# [Tarefa escrita A]
Enumere os custos que o excerto sobre eólica offshore diz estarem a subir neste momento.
# [Tarefa escrita B]
Por favor, explique em uma a três frases por que motivo, segundo o excerto sobre eólica offshore, o apetite dos investidores é grande.

# [Excerto fornecido]

● ● ● ●

Sem dúvida. Há um grande apetite e provavelmente existe mais investimento disponível do que projetos. Penso que neste momento não há falta de financiamento, mas sim de projetos disponíveis com ligação resolvida. O apetite do investidor é grande porque há muitos novos atores que chegaram ao mercado, como fundos de pensões ou fundos soberanos. A questão é como tornar estes projetos rentáveis. Para isto, é preciso que não estejam a tentar colocar o preço sempre em baixo. Existem agora uma série de projetos licenciados e financiamento não é o problema principal. Mas isto pode vir a mudar. Estamos agora num ambiente diferente devido aos juros e à inflação, já não estamos na era de dinheiro barato. É muito importante os governos criarem bons leilões para manter os custos de financiamento baixos.
Há um grande apetite para estes projetos
Ligar 10 gigawatts de eólica offshore vai custar muito dinheiro. Os consumidores irão pagar este valor, quer seja diretamente ou indiretamente...
Garantir a rede elétrica é muito importante. Em termos de custo, temos de comparar com as alternativas. O custo da eólica offshore está a tornar-se competitivo, mesmo com a rede, mas os projetos implicam postos de trabalho e a criação de uma fileira industrial. Existe um custo, mas é preciso comparar esse custo como construir terminais de gás natural e importar gás.
A Wind Europe apresentou dados onde concluiu que para os preços da tecnologia flutuante descerem, a Europa tem de construir 7 gigas de vento offshore, devido à economia de escala. Este é o número mágico para a indústria europeia offshore?
Não penso que seja um número mágico, mas faz sentido. É preciso atingir uma certa escala para industrializar o processo, e então os custos começam a descer rapidamente. No Reino Unido, recordo-me de estar sentado a discutir com várias pessoas sobre qual seria o preço ideal e de pensarmos que 100 libras/MW hora seria o ideal, mas o preço desceu para 37/40 libras/MW hora. Isto vai acontecer, estou muito confiante. Quando se atinge escala, os custos descem. Mas é importante sermos realistas. Os custos não vão continuar a descer para sempre. Existe o preço do aço, o preço do cimento, os custos laborais. E todos estes custos estão a subir neste momento.

● ● ● ●

# [Bloco de dados]
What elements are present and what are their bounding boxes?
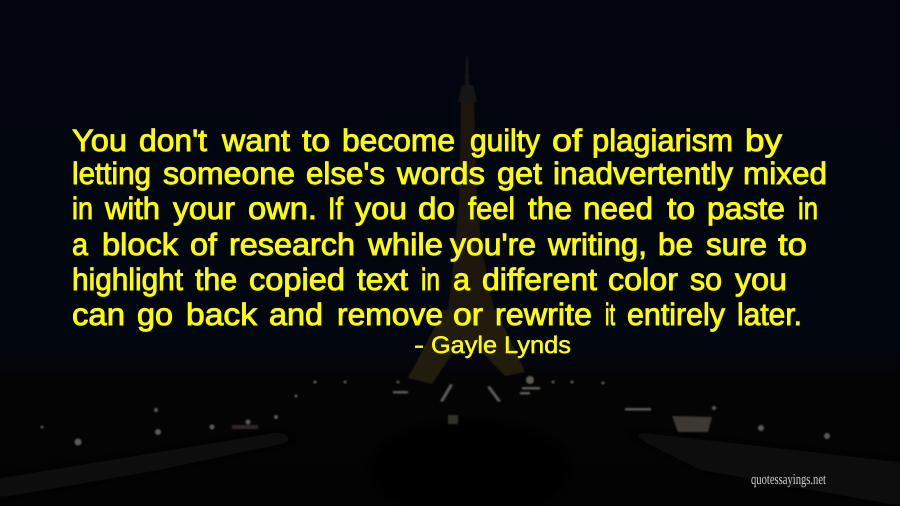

● ● ● ●

# [Resposta à tarefa A]
- O preço do aço
- O preço do cimento
- Os custos laborais

# [Resposta à tarefa B]
O apetite dos investidores é grande porque chegaram ao mercado muitos novos atores, como fundos de pensões ou fundos soberanos.